§ **The task**: Repeat the records verbatim and leave the pictures out of your copy.

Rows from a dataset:
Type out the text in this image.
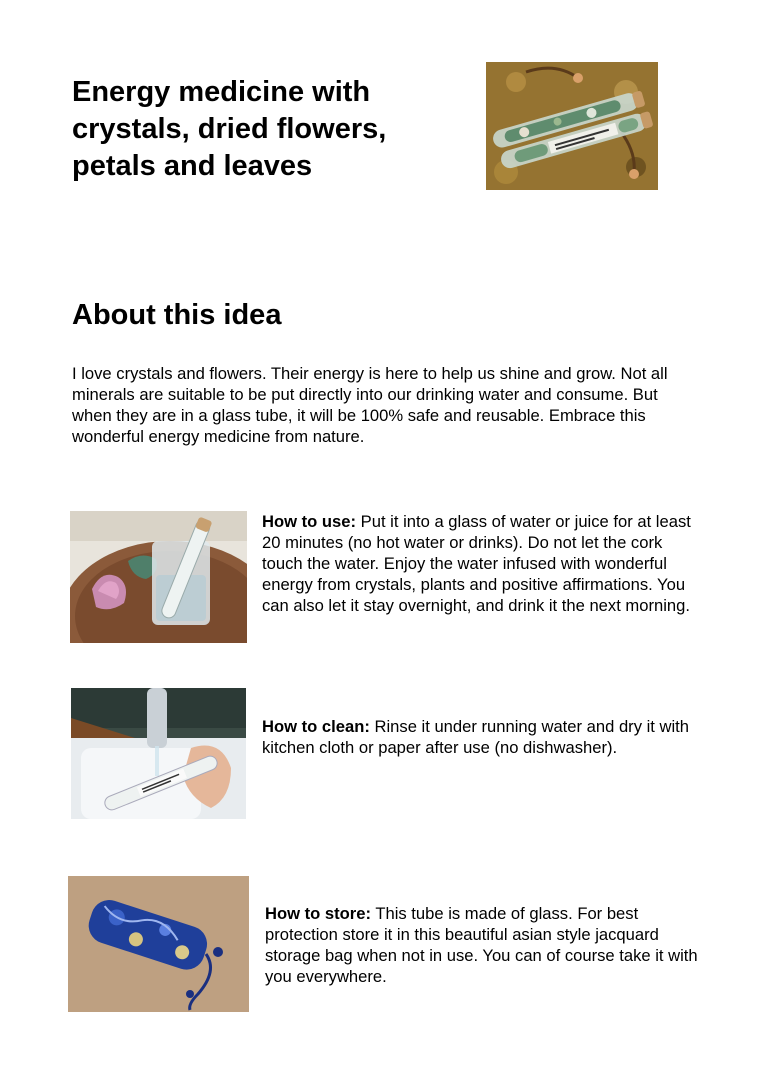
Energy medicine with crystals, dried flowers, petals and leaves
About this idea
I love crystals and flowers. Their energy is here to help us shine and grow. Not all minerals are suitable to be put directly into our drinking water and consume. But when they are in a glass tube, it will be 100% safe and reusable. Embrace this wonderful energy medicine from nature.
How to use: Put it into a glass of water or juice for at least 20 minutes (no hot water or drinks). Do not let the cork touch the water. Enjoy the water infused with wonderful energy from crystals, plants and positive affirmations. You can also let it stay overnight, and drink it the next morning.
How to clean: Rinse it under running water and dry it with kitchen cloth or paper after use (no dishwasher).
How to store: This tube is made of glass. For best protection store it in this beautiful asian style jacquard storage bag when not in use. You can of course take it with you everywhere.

§ **Solution**:
Type out the text in this image.
Energy medicine with crystals, dried flowers, petals and leaves
About this idea
I love crystals and flowers. Their energy is here to help us shine and grow. Not all minerals are suitable to be put directly into our drinking water and consume. But when they are in a glass tube, it will be 100% safe and reusable. Embrace this wonderful energy medicine from nature.
How to use: Put it into a glass of water or juice for at least 20 minutes (no hot water or drinks). Do not let the cork touch the water. Enjoy the water infused with wonderful energy from crystals, plants and positive affirmations. You can also let it stay overnight, and drink it the next morning.
How to clean: Rinse it under running water and dry it with kitchen cloth or paper after use (no dishwasher).
How to store: This tube is made of glass. For best protection store it in this beautiful asian style jacquard storage bag when not in use. You can of course take it with you everywhere.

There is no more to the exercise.